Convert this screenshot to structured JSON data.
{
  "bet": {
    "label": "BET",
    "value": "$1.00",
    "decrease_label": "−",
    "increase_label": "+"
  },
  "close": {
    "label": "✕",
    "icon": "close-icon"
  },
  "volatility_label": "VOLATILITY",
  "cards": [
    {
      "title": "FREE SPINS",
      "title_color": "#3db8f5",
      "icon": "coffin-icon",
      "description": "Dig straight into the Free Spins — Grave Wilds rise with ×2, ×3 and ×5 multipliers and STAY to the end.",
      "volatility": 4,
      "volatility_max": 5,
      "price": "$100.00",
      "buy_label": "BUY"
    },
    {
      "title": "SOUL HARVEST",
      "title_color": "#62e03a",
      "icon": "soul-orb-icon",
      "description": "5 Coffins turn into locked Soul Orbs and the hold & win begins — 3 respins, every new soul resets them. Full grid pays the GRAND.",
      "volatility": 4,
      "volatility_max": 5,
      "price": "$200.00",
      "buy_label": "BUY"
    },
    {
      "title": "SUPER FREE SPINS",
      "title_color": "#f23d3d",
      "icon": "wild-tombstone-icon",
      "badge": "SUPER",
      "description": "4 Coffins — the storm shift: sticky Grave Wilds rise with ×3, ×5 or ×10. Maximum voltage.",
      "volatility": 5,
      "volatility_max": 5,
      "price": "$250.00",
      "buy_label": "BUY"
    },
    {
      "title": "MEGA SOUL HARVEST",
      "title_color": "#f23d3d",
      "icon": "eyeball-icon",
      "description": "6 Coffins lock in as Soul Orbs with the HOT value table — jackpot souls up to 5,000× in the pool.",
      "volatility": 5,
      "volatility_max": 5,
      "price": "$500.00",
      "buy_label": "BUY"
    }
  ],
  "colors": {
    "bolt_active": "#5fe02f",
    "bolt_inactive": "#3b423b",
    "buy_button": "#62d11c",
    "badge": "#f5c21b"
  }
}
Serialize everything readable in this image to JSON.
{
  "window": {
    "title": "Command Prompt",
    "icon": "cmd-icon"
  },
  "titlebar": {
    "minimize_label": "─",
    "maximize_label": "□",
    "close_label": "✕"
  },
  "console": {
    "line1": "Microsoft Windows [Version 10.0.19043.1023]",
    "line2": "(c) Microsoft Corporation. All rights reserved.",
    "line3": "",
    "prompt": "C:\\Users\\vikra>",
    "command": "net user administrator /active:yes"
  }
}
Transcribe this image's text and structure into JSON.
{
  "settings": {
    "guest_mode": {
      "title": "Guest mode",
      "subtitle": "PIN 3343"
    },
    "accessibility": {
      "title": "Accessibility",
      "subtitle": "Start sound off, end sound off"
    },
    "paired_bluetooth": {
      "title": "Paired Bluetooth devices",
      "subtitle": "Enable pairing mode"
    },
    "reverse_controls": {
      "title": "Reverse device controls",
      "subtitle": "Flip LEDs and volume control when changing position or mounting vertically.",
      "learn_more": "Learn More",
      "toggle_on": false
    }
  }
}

# # # #

## GOAL OF THE EXERCISE
Read through the data and copy every line where "image" shows up.

## TASK RESPONSE
Serialize everything readable in this image to JSON.
Transcribe this image's text and structure into JSON.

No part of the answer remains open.